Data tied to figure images

* Begin *

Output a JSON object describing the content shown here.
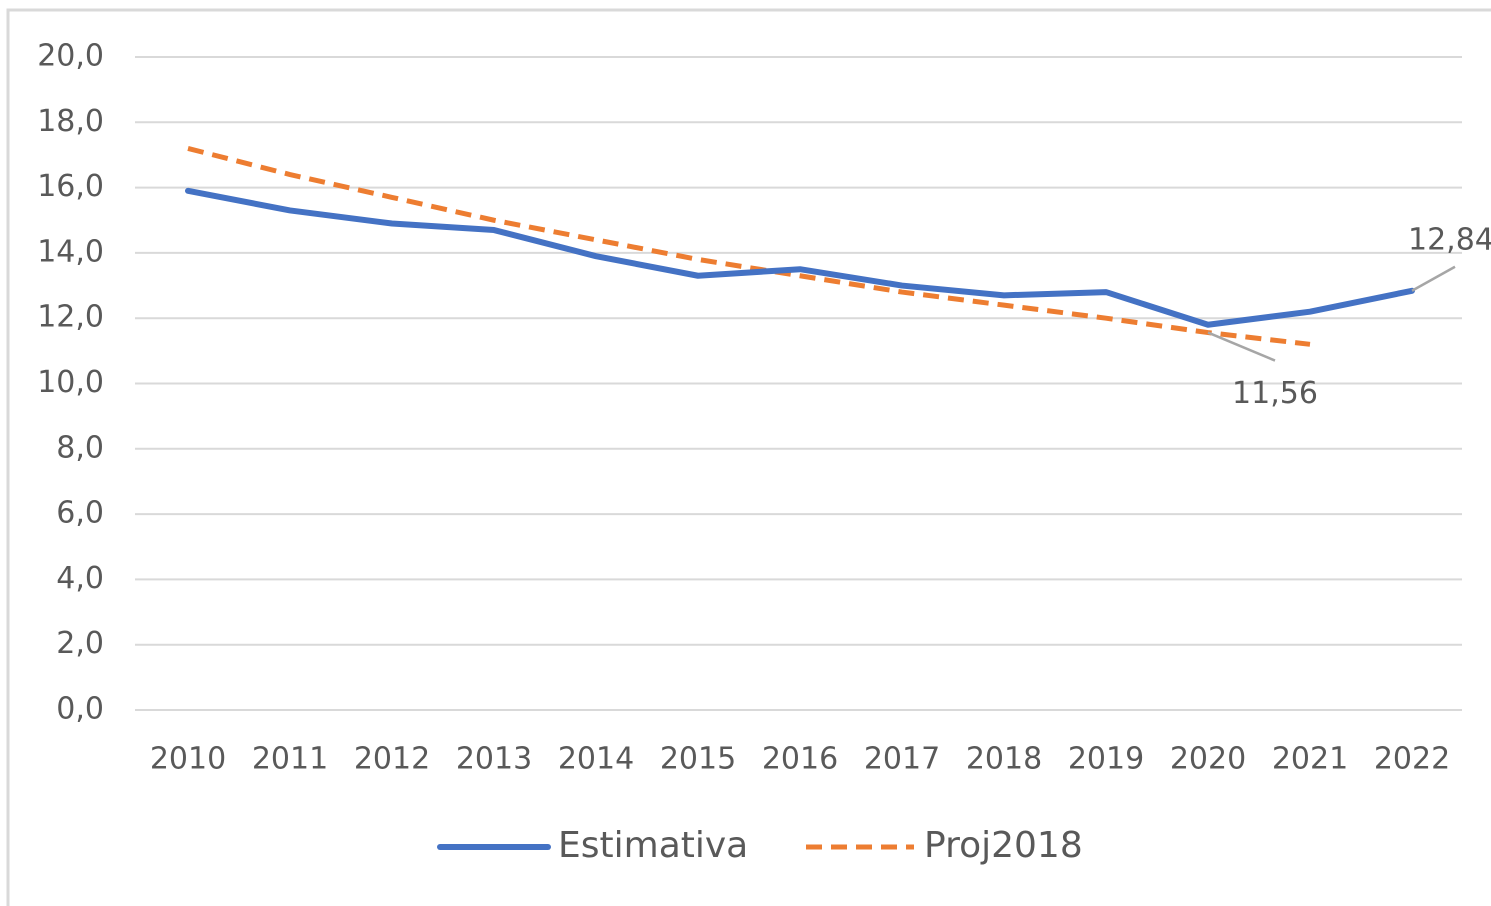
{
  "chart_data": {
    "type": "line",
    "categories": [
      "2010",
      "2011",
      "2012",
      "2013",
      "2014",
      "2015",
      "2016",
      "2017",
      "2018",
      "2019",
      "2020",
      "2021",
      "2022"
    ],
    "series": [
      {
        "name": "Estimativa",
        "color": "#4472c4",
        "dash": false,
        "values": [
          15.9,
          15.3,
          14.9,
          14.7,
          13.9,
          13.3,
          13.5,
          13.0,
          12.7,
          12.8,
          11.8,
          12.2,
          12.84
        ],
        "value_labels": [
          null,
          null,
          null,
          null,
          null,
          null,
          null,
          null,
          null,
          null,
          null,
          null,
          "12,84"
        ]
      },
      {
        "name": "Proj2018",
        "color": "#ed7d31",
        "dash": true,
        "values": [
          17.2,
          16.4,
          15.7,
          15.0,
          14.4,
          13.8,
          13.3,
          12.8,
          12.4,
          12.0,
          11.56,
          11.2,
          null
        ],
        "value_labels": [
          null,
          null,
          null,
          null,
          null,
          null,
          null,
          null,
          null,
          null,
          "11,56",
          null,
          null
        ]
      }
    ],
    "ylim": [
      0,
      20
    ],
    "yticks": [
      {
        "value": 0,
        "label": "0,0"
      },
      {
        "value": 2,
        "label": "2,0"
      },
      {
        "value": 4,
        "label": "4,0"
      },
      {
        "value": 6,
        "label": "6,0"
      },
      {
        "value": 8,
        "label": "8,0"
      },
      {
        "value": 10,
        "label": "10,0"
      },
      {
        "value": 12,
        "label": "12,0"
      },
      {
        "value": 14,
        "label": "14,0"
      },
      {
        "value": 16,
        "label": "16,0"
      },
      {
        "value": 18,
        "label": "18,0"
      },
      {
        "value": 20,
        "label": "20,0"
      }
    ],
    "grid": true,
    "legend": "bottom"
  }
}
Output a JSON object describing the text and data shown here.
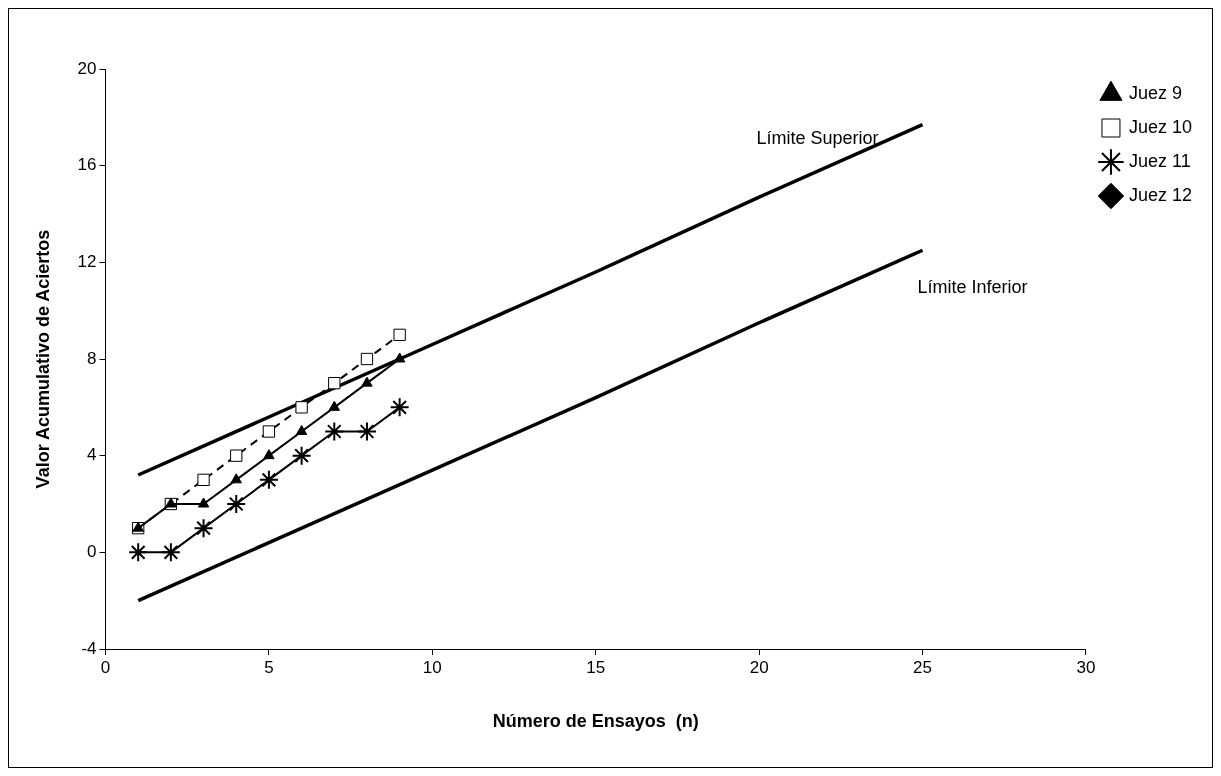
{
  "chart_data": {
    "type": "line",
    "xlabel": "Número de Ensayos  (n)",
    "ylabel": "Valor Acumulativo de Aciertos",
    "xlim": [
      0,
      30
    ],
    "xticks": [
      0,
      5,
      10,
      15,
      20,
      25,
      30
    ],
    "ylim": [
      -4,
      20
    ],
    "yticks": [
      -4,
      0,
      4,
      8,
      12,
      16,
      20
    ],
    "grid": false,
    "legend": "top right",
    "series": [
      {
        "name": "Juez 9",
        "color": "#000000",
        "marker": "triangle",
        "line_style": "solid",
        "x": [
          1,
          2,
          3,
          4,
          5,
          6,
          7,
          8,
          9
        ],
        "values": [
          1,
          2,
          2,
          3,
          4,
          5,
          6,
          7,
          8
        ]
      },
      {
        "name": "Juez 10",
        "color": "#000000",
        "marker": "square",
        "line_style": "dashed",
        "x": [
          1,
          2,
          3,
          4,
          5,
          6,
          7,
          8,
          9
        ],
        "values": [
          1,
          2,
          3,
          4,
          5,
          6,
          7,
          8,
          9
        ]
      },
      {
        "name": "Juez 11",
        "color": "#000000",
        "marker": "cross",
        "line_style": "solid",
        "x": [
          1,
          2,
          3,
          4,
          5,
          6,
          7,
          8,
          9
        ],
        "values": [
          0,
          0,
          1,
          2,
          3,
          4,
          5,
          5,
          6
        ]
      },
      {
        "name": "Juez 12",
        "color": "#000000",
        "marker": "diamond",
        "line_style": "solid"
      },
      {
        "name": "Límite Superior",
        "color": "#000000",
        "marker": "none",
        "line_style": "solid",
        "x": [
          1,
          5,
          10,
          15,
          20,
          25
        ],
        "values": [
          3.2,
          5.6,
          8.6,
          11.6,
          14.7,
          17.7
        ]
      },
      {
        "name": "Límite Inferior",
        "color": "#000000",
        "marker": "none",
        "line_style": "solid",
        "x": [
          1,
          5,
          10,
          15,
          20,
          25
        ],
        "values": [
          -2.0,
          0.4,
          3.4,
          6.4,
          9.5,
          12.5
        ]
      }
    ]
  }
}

* End *
* Begin *

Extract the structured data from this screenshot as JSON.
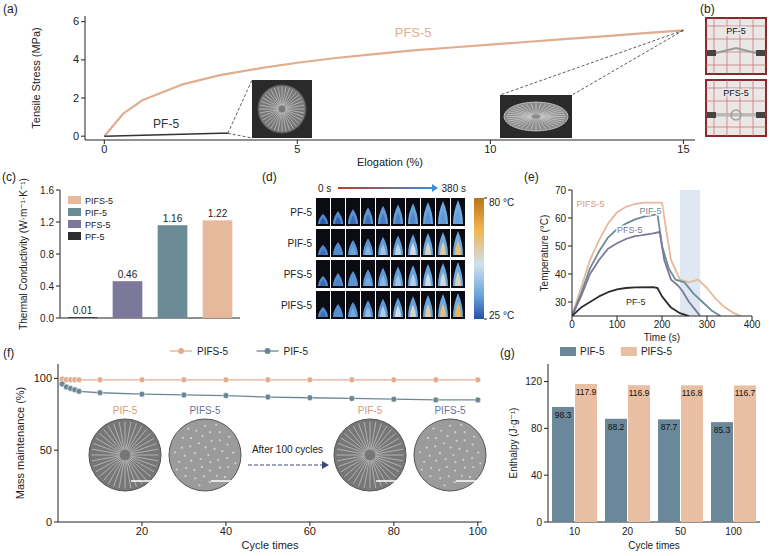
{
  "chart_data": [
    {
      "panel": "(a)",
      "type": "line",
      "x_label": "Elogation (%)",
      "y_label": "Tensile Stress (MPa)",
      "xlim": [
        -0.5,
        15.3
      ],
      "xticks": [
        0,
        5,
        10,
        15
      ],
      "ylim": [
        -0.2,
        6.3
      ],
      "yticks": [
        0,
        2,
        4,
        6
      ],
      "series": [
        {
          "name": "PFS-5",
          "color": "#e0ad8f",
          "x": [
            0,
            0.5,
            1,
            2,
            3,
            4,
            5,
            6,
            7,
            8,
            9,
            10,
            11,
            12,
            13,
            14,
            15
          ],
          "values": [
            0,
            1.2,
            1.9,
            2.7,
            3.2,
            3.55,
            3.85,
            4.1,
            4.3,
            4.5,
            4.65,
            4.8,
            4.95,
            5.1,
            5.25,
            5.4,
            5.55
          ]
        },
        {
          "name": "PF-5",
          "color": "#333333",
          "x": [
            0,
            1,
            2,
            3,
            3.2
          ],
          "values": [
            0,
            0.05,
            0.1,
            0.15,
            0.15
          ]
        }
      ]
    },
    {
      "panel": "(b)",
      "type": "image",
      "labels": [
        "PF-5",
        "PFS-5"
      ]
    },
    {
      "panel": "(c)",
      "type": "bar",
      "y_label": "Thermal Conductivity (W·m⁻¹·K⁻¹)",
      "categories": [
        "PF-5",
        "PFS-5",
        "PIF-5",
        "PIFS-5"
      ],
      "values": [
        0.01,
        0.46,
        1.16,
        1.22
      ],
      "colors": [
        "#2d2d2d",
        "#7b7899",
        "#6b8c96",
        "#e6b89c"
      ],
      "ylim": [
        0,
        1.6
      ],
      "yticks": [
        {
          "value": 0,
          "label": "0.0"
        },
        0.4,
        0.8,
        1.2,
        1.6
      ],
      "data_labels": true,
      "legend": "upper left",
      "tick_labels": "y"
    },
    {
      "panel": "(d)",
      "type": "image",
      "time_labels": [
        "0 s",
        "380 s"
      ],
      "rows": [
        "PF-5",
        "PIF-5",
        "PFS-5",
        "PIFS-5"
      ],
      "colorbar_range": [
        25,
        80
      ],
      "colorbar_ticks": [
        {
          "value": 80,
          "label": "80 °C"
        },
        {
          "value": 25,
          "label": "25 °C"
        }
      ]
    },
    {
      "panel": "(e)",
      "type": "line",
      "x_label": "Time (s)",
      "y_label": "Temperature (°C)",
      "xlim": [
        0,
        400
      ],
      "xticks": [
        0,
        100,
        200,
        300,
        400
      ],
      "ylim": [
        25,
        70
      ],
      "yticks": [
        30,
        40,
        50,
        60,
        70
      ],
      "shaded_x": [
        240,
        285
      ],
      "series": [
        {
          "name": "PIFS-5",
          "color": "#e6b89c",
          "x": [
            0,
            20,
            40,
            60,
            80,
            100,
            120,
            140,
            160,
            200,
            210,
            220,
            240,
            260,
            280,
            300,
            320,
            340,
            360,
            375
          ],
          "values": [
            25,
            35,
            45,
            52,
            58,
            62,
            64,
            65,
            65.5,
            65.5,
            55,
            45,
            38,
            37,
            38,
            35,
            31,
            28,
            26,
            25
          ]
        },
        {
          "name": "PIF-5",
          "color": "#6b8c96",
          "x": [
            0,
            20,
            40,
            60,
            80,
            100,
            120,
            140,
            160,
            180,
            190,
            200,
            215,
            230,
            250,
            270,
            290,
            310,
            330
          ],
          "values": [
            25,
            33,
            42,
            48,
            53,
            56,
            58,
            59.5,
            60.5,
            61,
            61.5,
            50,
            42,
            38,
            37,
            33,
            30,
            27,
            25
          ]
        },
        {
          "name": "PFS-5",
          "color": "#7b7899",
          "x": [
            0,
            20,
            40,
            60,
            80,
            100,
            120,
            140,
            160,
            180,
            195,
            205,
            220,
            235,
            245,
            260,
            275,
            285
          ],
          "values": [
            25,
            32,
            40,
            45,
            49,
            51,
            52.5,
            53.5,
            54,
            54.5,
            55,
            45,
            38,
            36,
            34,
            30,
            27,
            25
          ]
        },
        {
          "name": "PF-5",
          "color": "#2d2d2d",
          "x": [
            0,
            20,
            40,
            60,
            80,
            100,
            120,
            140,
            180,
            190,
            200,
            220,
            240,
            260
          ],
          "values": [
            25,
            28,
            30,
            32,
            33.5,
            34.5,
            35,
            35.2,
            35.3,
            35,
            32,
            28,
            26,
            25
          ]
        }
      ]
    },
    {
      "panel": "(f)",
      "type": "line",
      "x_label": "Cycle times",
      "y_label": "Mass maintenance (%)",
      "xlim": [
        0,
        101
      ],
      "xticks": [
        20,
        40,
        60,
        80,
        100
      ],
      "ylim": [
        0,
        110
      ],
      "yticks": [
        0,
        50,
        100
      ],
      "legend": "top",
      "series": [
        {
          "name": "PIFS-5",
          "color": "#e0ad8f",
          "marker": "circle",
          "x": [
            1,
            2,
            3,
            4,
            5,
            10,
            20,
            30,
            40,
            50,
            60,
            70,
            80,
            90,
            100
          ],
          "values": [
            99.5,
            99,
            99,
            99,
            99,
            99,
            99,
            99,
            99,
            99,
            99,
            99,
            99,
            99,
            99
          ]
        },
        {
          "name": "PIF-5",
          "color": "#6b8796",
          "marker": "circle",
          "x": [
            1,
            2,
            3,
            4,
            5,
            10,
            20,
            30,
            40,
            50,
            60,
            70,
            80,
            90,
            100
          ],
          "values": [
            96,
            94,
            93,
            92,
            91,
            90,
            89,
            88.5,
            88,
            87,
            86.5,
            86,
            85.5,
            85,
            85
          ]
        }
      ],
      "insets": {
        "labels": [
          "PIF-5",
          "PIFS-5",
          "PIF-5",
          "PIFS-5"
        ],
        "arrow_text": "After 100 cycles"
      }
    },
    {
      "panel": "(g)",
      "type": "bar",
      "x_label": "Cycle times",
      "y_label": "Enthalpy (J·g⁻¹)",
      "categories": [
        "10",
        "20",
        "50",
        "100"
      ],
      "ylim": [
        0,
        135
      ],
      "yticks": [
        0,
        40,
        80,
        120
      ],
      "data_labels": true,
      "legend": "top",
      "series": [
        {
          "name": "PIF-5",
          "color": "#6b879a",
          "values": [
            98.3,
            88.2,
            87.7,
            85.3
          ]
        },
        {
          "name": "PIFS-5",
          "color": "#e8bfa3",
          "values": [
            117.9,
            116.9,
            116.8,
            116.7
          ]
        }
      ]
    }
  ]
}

* End *

Problem: Determine how many lines above contain "JSON" as a word or string. Give the number alone.

Written answer: 3